- [DIRECTIONS] Look through the material and copy each line holding "Agriculteur".

---- TASK INPUTS

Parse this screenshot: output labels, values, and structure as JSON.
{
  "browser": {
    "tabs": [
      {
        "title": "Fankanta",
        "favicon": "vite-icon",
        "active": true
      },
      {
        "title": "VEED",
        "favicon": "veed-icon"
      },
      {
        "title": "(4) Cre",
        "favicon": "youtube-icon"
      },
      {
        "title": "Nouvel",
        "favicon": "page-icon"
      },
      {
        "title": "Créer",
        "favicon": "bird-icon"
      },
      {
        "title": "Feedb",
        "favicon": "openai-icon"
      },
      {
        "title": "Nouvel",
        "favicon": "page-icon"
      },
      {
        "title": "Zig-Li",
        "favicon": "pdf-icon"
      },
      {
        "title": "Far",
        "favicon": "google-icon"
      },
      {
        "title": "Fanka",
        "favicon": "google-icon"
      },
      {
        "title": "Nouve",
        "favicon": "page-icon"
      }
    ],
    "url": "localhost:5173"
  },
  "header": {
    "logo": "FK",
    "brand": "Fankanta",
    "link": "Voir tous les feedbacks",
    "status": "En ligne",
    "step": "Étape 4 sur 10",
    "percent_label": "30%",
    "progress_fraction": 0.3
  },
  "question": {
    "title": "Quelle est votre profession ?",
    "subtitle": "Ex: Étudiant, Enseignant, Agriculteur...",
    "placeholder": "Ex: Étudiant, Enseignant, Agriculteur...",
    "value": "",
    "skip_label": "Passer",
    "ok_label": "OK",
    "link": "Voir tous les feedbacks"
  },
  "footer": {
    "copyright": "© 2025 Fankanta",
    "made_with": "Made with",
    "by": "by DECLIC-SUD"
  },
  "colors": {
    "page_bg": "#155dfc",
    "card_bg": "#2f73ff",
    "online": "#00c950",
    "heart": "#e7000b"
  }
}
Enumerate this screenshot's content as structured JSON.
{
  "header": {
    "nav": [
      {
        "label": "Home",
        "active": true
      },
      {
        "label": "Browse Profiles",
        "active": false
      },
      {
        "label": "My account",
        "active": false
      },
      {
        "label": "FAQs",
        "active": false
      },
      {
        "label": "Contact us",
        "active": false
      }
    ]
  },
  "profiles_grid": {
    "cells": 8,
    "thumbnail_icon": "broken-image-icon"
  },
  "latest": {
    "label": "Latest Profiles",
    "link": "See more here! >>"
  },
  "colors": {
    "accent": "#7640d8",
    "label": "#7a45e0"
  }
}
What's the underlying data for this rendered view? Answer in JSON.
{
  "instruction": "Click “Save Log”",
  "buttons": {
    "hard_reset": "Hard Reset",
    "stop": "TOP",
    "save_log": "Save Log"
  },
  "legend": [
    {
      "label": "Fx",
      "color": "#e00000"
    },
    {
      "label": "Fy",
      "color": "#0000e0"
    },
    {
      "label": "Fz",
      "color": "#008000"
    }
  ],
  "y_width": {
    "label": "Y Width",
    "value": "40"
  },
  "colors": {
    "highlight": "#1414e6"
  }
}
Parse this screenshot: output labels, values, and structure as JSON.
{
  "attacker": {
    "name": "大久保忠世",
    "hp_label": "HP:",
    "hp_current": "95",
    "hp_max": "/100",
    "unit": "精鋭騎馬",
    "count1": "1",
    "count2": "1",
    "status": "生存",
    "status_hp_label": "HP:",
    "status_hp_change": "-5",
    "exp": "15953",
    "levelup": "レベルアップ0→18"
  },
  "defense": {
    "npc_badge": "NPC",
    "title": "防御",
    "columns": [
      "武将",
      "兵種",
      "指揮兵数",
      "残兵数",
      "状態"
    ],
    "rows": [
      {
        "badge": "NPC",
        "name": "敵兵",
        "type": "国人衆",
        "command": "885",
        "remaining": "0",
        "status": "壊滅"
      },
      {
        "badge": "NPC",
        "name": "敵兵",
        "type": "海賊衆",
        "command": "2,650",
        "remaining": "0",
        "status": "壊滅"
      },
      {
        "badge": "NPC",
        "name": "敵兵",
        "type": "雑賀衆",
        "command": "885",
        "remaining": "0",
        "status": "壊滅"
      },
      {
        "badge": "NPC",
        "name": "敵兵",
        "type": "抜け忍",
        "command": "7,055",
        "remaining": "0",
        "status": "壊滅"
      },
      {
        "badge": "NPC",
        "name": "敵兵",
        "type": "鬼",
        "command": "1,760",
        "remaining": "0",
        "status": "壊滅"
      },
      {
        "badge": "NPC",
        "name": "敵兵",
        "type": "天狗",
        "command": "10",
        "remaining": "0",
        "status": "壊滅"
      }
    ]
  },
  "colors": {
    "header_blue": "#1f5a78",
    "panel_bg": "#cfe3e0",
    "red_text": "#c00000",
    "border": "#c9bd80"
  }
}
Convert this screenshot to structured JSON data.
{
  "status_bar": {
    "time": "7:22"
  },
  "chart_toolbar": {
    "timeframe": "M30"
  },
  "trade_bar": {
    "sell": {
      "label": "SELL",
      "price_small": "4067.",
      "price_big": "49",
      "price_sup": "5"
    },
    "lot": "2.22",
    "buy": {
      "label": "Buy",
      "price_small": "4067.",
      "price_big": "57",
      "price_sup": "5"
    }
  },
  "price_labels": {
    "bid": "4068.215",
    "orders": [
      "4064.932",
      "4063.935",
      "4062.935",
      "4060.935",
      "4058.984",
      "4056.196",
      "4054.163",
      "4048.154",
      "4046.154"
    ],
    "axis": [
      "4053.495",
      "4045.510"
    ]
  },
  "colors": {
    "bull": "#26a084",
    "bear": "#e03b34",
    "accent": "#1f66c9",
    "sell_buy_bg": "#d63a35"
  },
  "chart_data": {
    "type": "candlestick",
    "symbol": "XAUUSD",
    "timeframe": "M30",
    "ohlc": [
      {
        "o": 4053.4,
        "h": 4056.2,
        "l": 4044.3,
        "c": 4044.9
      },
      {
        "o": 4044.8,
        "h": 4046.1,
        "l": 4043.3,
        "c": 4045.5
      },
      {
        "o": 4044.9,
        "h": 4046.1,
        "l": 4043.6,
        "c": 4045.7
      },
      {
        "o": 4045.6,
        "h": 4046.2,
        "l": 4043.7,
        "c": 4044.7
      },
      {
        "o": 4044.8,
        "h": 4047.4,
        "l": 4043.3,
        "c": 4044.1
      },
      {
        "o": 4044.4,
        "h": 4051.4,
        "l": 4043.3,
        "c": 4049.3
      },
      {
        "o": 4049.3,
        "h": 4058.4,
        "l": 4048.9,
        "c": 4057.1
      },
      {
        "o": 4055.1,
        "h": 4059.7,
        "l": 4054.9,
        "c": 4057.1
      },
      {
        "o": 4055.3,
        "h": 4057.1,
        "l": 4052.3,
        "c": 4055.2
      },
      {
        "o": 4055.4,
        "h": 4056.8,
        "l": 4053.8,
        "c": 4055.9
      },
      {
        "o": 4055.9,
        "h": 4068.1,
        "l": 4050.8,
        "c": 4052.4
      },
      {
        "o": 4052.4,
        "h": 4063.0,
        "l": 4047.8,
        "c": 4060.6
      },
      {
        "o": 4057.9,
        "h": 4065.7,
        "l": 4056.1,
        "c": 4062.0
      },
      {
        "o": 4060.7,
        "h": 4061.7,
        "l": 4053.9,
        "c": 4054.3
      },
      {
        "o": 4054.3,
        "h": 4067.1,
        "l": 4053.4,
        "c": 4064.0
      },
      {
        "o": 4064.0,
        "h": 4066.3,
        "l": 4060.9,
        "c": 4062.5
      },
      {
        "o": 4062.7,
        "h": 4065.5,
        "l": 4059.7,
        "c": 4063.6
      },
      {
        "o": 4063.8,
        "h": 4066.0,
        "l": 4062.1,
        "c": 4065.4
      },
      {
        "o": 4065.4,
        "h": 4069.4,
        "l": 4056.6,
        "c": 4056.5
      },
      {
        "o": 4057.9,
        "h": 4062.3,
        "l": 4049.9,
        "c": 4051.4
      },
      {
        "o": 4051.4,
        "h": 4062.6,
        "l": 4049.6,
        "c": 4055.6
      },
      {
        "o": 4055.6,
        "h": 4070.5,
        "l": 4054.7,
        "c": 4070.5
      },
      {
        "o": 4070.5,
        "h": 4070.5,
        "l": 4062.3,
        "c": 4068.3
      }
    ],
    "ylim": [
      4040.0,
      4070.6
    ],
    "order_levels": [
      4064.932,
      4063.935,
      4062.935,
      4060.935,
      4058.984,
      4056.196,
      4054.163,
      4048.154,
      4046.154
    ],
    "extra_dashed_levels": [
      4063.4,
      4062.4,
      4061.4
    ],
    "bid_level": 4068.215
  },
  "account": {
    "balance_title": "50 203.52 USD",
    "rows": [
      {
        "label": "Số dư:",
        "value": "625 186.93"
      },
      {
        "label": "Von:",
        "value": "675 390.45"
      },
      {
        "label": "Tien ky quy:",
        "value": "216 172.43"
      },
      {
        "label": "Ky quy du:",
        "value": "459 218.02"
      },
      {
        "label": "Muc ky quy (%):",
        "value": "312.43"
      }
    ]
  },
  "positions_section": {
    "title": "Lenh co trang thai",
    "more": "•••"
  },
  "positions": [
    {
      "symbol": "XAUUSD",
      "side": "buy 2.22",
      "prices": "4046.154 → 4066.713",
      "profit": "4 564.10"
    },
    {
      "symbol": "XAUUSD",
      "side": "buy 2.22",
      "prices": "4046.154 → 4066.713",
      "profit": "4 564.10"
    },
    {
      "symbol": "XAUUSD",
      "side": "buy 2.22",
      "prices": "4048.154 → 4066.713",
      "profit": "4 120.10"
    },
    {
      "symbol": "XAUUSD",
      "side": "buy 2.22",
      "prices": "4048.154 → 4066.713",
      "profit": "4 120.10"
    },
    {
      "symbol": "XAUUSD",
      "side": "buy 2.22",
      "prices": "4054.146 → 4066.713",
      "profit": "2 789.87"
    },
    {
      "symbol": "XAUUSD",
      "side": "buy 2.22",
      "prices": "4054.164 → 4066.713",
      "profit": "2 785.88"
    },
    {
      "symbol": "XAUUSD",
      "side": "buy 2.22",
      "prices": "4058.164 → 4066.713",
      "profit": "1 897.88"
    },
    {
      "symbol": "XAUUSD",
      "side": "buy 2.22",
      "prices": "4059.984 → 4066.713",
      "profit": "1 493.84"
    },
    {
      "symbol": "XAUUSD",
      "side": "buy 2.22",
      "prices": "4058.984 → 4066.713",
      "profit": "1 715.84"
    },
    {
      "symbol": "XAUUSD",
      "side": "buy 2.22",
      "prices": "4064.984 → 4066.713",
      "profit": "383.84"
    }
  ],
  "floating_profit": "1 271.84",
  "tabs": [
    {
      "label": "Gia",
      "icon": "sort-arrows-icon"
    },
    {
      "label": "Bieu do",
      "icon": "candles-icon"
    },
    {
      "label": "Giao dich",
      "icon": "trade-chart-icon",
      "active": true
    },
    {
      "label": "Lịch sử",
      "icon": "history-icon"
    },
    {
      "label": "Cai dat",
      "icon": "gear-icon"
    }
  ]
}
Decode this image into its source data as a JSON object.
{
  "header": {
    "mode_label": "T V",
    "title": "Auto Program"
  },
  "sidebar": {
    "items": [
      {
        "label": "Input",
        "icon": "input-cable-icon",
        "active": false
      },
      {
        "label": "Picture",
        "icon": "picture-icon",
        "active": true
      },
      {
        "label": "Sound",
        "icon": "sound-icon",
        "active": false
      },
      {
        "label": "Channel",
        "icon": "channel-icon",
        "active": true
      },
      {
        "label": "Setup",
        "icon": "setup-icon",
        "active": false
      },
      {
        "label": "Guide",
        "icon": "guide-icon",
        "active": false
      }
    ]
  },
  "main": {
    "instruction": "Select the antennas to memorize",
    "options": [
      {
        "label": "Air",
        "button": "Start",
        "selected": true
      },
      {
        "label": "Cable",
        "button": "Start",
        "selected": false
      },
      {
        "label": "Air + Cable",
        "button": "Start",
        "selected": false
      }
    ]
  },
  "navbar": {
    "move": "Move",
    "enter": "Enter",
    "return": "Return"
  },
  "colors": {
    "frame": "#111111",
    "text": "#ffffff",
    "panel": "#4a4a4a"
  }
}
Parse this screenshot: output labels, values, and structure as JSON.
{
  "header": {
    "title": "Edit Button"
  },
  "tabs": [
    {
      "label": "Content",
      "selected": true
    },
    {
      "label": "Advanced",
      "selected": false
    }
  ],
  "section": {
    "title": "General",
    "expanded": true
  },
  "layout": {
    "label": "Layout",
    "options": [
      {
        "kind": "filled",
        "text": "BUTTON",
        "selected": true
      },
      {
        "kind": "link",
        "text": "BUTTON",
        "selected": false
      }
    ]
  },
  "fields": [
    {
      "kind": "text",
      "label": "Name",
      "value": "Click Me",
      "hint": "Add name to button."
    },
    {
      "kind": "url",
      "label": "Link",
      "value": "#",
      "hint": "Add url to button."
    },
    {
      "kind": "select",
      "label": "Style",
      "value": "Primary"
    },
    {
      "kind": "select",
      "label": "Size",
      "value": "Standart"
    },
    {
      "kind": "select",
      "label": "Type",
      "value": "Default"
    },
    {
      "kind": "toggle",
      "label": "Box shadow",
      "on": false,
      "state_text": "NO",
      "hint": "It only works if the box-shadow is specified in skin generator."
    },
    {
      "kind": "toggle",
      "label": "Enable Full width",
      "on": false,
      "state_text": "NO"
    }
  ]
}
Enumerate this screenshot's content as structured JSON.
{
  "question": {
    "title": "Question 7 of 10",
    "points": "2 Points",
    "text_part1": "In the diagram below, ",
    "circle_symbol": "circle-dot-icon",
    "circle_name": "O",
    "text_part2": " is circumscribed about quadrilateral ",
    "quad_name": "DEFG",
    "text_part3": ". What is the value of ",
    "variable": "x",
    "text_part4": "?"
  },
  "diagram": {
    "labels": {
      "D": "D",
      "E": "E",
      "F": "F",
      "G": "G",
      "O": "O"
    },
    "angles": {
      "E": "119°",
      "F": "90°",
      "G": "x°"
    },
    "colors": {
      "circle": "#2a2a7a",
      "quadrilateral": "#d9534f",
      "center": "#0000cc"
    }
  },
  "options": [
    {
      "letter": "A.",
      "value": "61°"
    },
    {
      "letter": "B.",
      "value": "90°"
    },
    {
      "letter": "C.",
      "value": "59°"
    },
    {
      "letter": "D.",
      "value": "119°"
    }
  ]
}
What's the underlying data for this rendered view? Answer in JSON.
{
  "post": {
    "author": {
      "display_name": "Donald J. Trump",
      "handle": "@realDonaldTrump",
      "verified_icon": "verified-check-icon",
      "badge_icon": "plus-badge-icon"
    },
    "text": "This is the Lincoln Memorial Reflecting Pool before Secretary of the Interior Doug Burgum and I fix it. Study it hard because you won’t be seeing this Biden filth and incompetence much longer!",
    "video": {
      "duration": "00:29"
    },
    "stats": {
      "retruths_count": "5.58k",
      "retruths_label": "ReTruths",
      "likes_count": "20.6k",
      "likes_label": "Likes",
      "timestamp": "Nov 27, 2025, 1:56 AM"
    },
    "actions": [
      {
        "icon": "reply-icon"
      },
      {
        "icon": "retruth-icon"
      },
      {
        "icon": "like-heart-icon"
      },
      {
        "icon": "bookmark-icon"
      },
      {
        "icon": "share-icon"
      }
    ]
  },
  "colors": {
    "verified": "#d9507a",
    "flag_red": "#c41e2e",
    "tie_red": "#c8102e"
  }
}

--------

- [SOLUTION TO THIS EXERCISE]
    "subtitle": "Ex: Étudiant, Enseignant, Agriculteur...",
    "placeholder": "Ex: Étudiant, Enseignant, Agriculteur...",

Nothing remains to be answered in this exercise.